• **WHAT YOU HAVE TO DO**:
Repeat the material below exactly, line for line.

Figure content listings
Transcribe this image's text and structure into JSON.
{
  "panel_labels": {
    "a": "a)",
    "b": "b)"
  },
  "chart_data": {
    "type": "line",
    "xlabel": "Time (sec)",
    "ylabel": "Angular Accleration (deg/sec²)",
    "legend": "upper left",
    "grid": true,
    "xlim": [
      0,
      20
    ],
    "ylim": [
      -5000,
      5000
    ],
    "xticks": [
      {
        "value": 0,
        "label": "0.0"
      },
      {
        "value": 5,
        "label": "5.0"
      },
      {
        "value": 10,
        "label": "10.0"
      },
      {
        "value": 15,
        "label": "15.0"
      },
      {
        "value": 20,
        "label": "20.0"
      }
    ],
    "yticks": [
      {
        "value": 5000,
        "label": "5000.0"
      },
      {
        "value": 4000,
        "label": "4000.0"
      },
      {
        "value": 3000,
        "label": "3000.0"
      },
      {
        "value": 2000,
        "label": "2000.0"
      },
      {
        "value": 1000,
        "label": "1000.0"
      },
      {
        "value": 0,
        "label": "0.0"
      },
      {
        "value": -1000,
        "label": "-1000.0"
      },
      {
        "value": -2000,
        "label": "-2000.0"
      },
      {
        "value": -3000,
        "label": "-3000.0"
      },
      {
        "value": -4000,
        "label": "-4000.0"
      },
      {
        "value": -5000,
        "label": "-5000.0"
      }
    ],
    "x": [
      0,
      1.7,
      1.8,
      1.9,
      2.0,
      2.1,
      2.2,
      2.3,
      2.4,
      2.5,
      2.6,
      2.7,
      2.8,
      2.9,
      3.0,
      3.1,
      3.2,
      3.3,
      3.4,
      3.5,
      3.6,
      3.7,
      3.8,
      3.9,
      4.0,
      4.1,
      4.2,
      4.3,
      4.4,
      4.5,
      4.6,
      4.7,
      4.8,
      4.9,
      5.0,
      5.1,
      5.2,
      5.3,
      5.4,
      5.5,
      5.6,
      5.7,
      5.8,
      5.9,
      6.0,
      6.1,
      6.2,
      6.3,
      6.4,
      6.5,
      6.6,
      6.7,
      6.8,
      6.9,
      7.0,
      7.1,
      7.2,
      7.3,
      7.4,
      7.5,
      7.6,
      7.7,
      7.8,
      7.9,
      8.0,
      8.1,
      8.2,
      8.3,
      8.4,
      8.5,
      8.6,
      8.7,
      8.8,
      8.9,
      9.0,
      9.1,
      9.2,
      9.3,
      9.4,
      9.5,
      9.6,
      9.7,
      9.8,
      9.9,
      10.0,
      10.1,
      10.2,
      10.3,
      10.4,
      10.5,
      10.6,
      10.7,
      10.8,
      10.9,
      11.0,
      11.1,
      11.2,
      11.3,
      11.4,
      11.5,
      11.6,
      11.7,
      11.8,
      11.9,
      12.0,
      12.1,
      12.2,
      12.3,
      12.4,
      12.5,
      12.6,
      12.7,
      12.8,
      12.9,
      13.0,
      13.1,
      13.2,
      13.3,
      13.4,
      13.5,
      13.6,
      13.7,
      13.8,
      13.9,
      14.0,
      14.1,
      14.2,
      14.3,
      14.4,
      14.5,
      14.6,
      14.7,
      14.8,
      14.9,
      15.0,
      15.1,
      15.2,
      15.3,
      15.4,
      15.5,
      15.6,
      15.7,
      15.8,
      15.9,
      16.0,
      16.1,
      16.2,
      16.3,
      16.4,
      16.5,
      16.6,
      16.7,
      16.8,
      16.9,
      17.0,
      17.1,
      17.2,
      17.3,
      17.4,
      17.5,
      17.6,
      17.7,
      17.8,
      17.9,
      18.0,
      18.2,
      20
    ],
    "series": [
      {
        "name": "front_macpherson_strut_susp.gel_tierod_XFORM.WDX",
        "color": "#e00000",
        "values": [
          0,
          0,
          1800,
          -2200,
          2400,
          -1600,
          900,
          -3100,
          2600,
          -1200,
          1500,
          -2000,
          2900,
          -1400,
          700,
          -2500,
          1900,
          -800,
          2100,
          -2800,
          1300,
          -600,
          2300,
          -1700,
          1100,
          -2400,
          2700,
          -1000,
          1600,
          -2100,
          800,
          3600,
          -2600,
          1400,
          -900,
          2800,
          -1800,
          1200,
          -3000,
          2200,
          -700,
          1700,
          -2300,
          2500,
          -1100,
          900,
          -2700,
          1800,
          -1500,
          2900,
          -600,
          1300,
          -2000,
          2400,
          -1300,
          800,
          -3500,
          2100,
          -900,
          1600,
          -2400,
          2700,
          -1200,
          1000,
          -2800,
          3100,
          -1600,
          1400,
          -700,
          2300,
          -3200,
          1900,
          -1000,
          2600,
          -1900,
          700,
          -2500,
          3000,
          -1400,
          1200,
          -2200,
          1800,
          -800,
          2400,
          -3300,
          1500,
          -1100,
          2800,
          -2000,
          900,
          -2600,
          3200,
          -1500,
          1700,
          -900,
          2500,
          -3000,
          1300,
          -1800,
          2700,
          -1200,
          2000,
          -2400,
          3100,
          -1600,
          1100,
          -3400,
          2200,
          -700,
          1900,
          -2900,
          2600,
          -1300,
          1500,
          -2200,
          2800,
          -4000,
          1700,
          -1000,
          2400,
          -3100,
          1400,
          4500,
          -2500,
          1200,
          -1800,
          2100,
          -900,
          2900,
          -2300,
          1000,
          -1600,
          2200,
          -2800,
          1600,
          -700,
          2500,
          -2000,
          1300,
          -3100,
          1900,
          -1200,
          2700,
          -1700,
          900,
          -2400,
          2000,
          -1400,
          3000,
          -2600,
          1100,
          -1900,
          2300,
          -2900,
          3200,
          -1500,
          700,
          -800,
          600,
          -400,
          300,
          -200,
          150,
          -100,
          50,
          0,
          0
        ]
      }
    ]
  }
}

• **SOLVED PROBLEM**:
Transcribe this image's text and structure into JSON.
{
  "panel_labels": {
    "a": "a)",
    "b": "b)"
  },
  "chart_data": {
    "type": "line",
    "xlabel": "Time (sec)",
    "ylabel": "Angular Accleration (deg/sec²)",
    "legend": "upper left",
    "grid": true,
    "xlim": [
      0,
      20
    ],
    "ylim": [
      -5000,
      5000
    ],
    "xticks": [
      {
        "value": 0,
        "label": "0.0"
      },
      {
        "value": 5,
        "label": "5.0"
      },
      {
        "value": 10,
        "label": "10.0"
      },
      {
        "value": 15,
        "label": "15.0"
      },
      {
        "value": 20,
        "label": "20.0"
      }
    ],
    "yticks": [
      {
        "value": 5000,
        "label": "5000.0"
      },
      {
        "value": 4000,
        "label": "4000.0"
      },
      {
        "value": 3000,
        "label": "3000.0"
      },
      {
        "value": 2000,
        "label": "2000.0"
      },
      {
        "value": 1000,
        "label": "1000.0"
      },
      {
        "value": 0,
        "label": "0.0"
      },
      {
        "value": -1000,
        "label": "-1000.0"
      },
      {
        "value": -2000,
        "label": "-2000.0"
      },
      {
        "value": -3000,
        "label": "-3000.0"
      },
      {
        "value": -4000,
        "label": "-4000.0"
      },
      {
        "value": -5000,
        "label": "-5000.0"
      }
    ],
    "x": [
      0,
      1.7,
      1.8,
      1.9,
      2.0,
      2.1,
      2.2,
      2.3,
      2.4,
      2.5,
      2.6,
      2.7,
      2.8,
      2.9,
      3.0,
      3.1,
      3.2,
      3.3,
      3.4,
      3.5,
      3.6,
      3.7,
      3.8,
      3.9,
      4.0,
      4.1,
      4.2,
      4.3,
      4.4,
      4.5,
      4.6,
      4.7,
      4.8,
      4.9,
      5.0,
      5.1,
      5.2,
      5.3,
      5.4,
      5.5,
      5.6,
      5.7,
      5.8,
      5.9,
      6.0,
      6.1,
      6.2,
      6.3,
      6.4,
      6.5,
      6.6,
      6.7,
      6.8,
      6.9,
      7.0,
      7.1,
      7.2,
      7.3,
      7.4,
      7.5,
      7.6,
      7.7,
      7.8,
      7.9,
      8.0,
      8.1,
      8.2,
      8.3,
      8.4,
      8.5,
      8.6,
      8.7,
      8.8,
      8.9,
      9.0,
      9.1,
      9.2,
      9.3,
      9.4,
      9.5,
      9.6,
      9.7,
      9.8,
      9.9,
      10.0,
      10.1,
      10.2,
      10.3,
      10.4,
      10.5,
      10.6,
      10.7,
      10.8,
      10.9,
      11.0,
      11.1,
      11.2,
      11.3,
      11.4,
      11.5,
      11.6,
      11.7,
      11.8,
      11.9,
      12.0,
      12.1,
      12.2,
      12.3,
      12.4,
      12.5,
      12.6,
      12.7,
      12.8,
      12.9,
      13.0,
      13.1,
      13.2,
      13.3,
      13.4,
      13.5,
      13.6,
      13.7,
      13.8,
      13.9,
      14.0,
      14.1,
      14.2,
      14.3,
      14.4,
      14.5,
      14.6,
      14.7,
      14.8,
      14.9,
      15.0,
      15.1,
      15.2,
      15.3,
      15.4,
      15.5,
      15.6,
      15.7,
      15.8,
      15.9,
      16.0,
      16.1,
      16.2,
      16.3,
      16.4,
      16.5,
      16.6,
      16.7,
      16.8,
      16.9,
      17.0,
      17.1,
      17.2,
      17.3,
      17.4,
      17.5,
      17.6,
      17.7,
      17.8,
      17.9,
      18.0,
      18.2,
      20
    ],
    "series": [
      {
        "name": "front_macpherson_strut_susp.gel_tierod_XFORM.WDX",
        "color": "#e00000",
        "values": [
          0,
          0,
          1800,
          -2200,
          2400,
          -1600,
          900,
          -3100,
          2600,
          -1200,
          1500,
          -2000,
          2900,
          -1400,
          700,
          -2500,
          1900,
          -800,
          2100,
          -2800,
          1300,
          -600,
          2300,
          -1700,
          1100,
          -2400,
          2700,
          -1000,
          1600,
          -2100,
          800,
          3600,
          -2600,
          1400,
          -900,
          2800,
          -1800,
          1200,
          -3000,
          2200,
          -700,
          1700,
          -2300,
          2500,
          -1100,
          900,
          -2700,
          1800,
          -1500,
          2900,
          -600,
          1300,
          -2000,
          2400,
          -1300,
          800,
          -3500,
          2100,
          -900,
          1600,
          -2400,
          2700,
          -1200,
          1000,
          -2800,
          3100,
          -1600,
          1400,
          -700,
          2300,
          -3200,
          1900,
          -1000,
          2600,
          -1900,
          700,
          -2500,
          3000,
          -1400,
          1200,
          -2200,
          1800,
          -800,
          2400,
          -3300,
          1500,
          -1100,
          2800,
          -2000,
          900,
          -2600,
          3200,
          -1500,
          1700,
          -900,
          2500,
          -3000,
          1300,
          -1800,
          2700,
          -1200,
          2000,
          -2400,
          3100,
          -1600,
          1100,
          -3400,
          2200,
          -700,
          1900,
          -2900,
          2600,
          -1300,
          1500,
          -2200,
          2800,
          -4000,
          1700,
          -1000,
          2400,
          -3100,
          1400,
          4500,
          -2500,
          1200,
          -1800,
          2100,
          -900,
          2900,
          -2300,
          1000,
          -1600,
          2200,
          -2800,
          1600,
          -700,
          2500,
          -2000,
          1300,
          -3100,
          1900,
          -1200,
          2700,
          -1700,
          900,
          -2400,
          2000,
          -1400,
          3000,
          -2600,
          1100,
          -1900,
          2300,
          -2900,
          3200,
          -1500,
          700,
          -800,
          600,
          -400,
          300,
          -200,
          150,
          -100,
          50,
          0,
          0
        ]
      }
    ]
  }
}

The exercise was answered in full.